- Instructions for the task
Transcribe every line of the listing below without any deviation.

- The data
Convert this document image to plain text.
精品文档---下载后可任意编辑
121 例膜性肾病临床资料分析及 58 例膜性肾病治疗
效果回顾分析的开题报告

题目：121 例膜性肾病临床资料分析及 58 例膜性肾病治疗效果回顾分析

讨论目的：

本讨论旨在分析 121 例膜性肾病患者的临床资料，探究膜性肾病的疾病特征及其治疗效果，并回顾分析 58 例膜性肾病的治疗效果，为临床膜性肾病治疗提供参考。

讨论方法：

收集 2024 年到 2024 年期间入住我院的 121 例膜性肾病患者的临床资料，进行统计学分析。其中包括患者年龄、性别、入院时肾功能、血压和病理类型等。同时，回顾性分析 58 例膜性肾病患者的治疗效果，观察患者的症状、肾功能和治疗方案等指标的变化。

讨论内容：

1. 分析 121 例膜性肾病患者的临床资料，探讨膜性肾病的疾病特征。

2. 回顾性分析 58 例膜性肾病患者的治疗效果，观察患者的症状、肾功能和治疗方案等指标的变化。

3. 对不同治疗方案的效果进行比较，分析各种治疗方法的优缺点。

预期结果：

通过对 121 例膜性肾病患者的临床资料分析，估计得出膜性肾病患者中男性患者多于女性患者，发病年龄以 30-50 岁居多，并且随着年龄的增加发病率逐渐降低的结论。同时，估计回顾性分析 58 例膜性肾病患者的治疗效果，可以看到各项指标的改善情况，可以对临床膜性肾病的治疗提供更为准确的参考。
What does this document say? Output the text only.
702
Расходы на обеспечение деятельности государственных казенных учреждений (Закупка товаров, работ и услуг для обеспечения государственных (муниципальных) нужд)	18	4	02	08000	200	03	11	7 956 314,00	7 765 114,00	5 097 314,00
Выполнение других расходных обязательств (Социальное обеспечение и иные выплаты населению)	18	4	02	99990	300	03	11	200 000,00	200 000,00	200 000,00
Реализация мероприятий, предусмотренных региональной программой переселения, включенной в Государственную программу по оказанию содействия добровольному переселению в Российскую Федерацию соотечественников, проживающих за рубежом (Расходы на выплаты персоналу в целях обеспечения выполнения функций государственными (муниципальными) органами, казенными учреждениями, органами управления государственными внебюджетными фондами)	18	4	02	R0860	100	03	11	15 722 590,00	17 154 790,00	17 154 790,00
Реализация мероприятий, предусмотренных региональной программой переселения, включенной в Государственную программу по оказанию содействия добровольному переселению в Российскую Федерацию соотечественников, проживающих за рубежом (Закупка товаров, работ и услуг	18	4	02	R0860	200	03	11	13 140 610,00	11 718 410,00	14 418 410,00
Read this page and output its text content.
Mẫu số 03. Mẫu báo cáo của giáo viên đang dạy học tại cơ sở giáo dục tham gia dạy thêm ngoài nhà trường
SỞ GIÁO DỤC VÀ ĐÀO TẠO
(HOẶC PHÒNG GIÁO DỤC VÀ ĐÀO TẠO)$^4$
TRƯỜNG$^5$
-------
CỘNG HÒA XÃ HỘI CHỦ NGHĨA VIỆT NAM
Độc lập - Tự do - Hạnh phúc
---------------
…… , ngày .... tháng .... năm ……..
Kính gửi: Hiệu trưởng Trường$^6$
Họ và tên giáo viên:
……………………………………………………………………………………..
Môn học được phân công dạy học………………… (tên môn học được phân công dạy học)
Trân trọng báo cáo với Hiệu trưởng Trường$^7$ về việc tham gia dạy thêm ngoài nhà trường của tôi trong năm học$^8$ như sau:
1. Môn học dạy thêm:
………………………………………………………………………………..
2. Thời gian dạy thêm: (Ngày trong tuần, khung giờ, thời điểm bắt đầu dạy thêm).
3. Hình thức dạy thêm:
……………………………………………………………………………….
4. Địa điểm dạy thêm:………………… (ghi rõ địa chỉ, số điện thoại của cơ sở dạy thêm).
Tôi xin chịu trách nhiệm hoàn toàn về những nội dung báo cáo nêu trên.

- The result
Convert this document image to plain text.
精品文档---下载后可任意编辑
121 例膜性肾病临床资料分析及 58 例膜性肾病治疗
效果回顾分析的开题报告

题目：121 例膜性肾病临床资料分析及 58 例膜性肾病治疗效果回顾分析

讨论目的：

本讨论旨在分析 121 例膜性肾病患者的临床资料，探究膜性肾病的疾病特征及其治疗效果，并回顾分析 58 例膜性肾病的治疗效果，为临床膜性肾病治疗提供参考。

讨论方法：

收集 2024 年到 2024 年期间入住我院的 121 例膜性肾病患者的临床资料，进行统计学分析。其中包括患者年龄、性别、入院时肾功能、血压和病理类型等。同时，回顾性分析 58 例膜性肾病患者的治疗效果，观察患者的症状、肾功能和治疗方案等指标的变化。

讨论内容：

1. 分析 121 例膜性肾病患者的临床资料，探讨膜性肾病的疾病特征。

2. 回顾性分析 58 例膜性肾病患者的治疗效果，观察患者的症状、肾功能和治疗方案等指标的变化。

3. 对不同治疗方案的效果进行比较，分析各种治疗方法的优缺点。

预期结果：

通过对 121 例膜性肾病患者的临床资料分析，估计得出膜性肾病患者中男性患者多于女性患者，发病年龄以 30-50 岁居多，并且随着年龄的增加发病率逐渐降低的结论。同时，估计回顾性分析 58 例膜性肾病患者的治疗效果，可以看到各项指标的改善情况，可以对临床膜性肾病的治疗提供更为准确的参考。
What does this document say? Output the text only.
702
Расходы на обеспечение деятельности государственных казенных учреждений (Закупка товаров, работ и услуг для обеспечения государственных (муниципальных) нужд)	18	4	02	08000	200	03	11	7 956 314,00	7 765 114,00	5 097 314,00
Выполнение других расходных обязательств (Социальное обеспечение и иные выплаты населению)	18	4	02	99990	300	03	11	200 000,00	200 000,00	200 000,00
Реализация мероприятий, предусмотренных региональной программой переселения, включенной в Государственную программу по оказанию содействия добровольному переселению в Российскую Федерацию соотечественников, проживающих за рубежом (Расходы на выплаты персоналу в целях обеспечения выполнения функций государственными (муниципальными) органами, казенными учреждениями, органами управления государственными внебюджетными фондами)	18	4	02	R0860	100	03	11	15 722 590,00	17 154 790,00	17 154 790,00
Реализация мероприятий, предусмотренных региональной программой переселения, включенной в Государственную программу по оказанию содействия добровольному переселению в Российскую Федерацию соотечественников, проживающих за рубежом (Закупка товаров, работ и услуг	18	4	02	R0860	200	03	11	13 140 610,00	11 718 410,00	14 418 410,00
Read this page and output its text content.
Mẫu số 03. Mẫu báo cáo của giáo viên đang dạy học tại cơ sở giáo dục tham gia dạy thêm ngoài nhà trường
SỞ GIÁO DỤC VÀ ĐÀO TẠO
(HOẶC PHÒNG GIÁO DỤC VÀ ĐÀO TẠO)$^4$
TRƯỜNG$^5$
-------
CỘNG HÒA XÃ HỘI CHỦ NGHĨA VIỆT NAM
Độc lập - Tự do - Hạnh phúc
---------------
…… , ngày .... tháng .... năm ……..
Kính gửi: Hiệu trưởng Trường$^6$
Họ và tên giáo viên:
……………………………………………………………………………………..
Môn học được phân công dạy học………………… (tên môn học được phân công dạy học)
Trân trọng báo cáo với Hiệu trưởng Trường$^7$ về việc tham gia dạy thêm ngoài nhà trường của tôi trong năm học$^8$ như sau:
1. Môn học dạy thêm:
………………………………………………………………………………..
2. Thời gian dạy thêm: (Ngày trong tuần, khung giờ, thời điểm bắt đầu dạy thêm).
3. Hình thức dạy thêm:
……………………………………………………………………………….
4. Địa điểm dạy thêm:………………… (ghi rõ địa chỉ, số điện thoại của cơ sở dạy thêm).
Tôi xin chịu trách nhiệm hoàn toàn về những nội dung báo cáo nêu trên.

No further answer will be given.